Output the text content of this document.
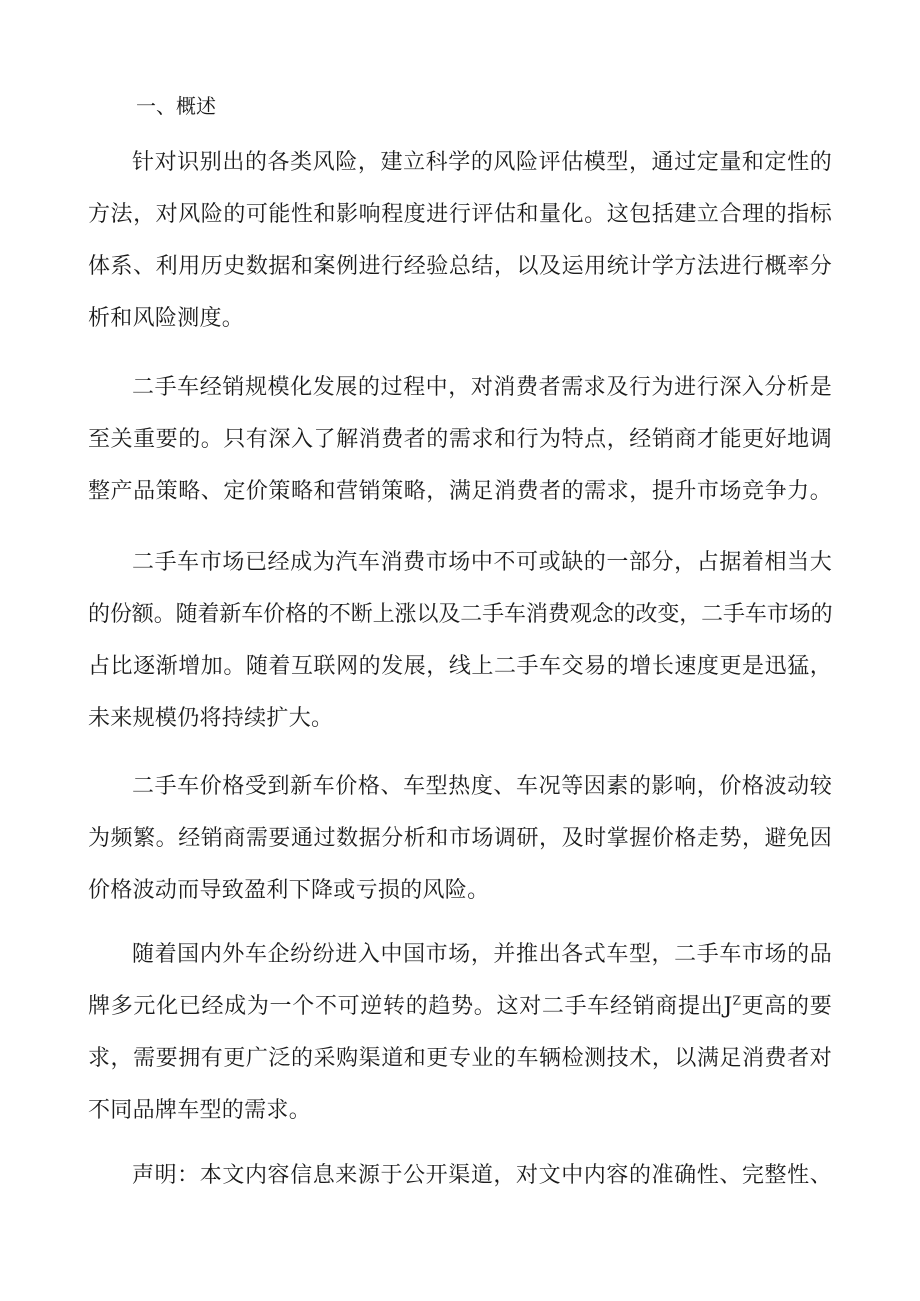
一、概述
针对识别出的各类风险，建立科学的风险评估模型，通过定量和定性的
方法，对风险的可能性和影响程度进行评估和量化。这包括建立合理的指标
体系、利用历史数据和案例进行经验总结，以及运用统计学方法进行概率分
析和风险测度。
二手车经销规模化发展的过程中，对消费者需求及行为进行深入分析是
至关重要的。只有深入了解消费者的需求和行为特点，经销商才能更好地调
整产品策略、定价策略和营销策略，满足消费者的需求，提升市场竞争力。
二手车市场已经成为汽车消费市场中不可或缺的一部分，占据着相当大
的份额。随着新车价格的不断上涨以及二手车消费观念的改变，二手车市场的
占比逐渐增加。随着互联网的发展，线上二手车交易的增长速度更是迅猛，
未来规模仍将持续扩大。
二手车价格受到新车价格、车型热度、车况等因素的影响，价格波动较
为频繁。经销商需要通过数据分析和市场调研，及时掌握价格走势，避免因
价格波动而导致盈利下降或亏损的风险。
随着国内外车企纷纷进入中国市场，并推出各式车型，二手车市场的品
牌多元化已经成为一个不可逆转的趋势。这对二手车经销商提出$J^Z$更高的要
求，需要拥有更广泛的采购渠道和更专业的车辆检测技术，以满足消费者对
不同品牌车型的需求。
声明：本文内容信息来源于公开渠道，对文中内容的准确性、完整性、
#####
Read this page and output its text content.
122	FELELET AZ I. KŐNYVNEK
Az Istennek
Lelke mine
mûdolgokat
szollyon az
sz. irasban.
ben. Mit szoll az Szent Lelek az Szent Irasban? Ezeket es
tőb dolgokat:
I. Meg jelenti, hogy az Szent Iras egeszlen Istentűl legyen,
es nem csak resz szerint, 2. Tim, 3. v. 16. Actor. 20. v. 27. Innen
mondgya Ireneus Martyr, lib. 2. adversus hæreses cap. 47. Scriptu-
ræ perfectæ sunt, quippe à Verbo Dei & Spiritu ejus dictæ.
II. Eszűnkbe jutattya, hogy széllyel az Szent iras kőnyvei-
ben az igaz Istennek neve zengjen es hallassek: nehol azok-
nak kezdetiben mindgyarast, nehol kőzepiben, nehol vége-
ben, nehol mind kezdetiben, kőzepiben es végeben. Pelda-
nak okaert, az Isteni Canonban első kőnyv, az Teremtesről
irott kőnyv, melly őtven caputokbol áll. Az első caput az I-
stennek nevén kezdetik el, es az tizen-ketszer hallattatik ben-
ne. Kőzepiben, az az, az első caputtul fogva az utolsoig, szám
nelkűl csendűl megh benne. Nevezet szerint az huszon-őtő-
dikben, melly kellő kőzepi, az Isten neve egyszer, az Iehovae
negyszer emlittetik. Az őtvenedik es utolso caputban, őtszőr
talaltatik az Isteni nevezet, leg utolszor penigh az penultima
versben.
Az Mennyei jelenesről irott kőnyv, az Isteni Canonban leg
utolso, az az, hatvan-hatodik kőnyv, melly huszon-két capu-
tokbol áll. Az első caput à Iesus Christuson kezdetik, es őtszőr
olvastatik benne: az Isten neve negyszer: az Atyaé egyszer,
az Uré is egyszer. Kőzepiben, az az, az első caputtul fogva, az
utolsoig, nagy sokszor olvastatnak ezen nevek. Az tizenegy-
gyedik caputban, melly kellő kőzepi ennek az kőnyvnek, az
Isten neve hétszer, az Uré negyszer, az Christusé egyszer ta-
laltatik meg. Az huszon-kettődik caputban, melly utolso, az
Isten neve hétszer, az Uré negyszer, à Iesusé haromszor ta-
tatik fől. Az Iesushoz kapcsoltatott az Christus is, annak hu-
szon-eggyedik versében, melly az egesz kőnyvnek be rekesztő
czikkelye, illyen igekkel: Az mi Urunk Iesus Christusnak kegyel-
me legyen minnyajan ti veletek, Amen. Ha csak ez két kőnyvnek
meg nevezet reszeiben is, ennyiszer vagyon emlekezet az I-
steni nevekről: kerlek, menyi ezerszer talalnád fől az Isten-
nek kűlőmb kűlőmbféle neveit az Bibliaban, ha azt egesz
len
#####
## Problem details:
Only lines with the string "őtszőr" belong in your answer; copy each one.

## Solution to this exercise:
negyszer emlittetik. Az őtvenedik es utolso caputban, őtszőr
tokbol áll. Az első caput à Iesus Christuson kezdetik, es őtszőr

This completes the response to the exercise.